◆ Exercise ◆
Look for the string "this" in every line, and copy each line that has it.

==== Records for the exercise ====

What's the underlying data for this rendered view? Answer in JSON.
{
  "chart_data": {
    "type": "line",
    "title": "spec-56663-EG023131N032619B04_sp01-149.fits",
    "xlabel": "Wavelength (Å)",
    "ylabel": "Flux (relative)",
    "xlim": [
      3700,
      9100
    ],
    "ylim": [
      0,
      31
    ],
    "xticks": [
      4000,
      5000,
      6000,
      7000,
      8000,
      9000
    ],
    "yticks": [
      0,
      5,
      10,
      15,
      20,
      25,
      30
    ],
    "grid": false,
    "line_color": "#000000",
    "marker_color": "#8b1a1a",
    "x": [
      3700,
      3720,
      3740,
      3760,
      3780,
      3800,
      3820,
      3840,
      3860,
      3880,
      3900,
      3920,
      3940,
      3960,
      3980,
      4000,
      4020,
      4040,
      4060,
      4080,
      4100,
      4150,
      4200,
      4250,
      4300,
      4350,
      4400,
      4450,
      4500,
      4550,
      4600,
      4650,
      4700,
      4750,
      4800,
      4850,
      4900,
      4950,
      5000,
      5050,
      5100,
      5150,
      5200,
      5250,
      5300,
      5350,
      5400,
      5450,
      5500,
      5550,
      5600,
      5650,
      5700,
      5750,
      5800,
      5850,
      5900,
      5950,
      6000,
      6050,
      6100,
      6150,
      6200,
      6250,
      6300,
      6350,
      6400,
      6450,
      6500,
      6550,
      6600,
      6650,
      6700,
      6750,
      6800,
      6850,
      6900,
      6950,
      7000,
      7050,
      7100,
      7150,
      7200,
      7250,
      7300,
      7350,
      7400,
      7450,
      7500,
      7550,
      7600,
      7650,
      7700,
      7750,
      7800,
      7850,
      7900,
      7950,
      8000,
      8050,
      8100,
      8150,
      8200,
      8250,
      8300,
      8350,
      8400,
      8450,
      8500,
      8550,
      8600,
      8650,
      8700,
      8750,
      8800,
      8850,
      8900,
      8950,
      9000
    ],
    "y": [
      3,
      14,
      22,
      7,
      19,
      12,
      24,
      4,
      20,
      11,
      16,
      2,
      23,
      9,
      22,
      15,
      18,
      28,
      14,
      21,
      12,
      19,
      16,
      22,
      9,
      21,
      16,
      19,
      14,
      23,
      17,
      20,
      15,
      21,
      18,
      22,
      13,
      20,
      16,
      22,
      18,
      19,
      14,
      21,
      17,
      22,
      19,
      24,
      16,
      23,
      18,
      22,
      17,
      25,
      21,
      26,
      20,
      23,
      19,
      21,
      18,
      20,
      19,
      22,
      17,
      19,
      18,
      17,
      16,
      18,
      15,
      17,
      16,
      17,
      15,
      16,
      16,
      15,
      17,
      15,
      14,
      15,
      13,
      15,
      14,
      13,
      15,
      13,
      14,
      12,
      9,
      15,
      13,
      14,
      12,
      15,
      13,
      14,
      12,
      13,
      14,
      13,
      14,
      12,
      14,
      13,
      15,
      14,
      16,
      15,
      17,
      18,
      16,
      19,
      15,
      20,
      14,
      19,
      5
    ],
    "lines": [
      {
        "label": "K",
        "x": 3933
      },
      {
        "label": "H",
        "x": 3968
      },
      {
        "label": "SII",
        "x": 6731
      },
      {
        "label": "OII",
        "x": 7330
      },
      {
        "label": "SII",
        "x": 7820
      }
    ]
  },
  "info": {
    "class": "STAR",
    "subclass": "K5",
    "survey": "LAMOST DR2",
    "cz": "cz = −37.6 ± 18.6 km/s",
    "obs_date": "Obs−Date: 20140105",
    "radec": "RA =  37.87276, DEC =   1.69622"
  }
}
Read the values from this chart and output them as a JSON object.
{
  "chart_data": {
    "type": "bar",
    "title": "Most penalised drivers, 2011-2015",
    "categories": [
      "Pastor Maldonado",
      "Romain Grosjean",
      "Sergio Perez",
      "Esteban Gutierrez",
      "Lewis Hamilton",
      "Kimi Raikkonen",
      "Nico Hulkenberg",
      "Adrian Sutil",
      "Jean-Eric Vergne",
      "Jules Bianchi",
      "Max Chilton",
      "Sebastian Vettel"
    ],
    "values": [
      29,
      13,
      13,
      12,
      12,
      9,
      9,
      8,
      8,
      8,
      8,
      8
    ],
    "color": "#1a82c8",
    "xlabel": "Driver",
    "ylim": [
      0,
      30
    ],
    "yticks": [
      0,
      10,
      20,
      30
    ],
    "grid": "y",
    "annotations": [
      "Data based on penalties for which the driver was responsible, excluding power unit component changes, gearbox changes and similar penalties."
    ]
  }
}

====

◆ Task solution ◆
What's the underlying data for this rendered view? Answer in JSON.
Read the values from this chart and output them as a JSON object.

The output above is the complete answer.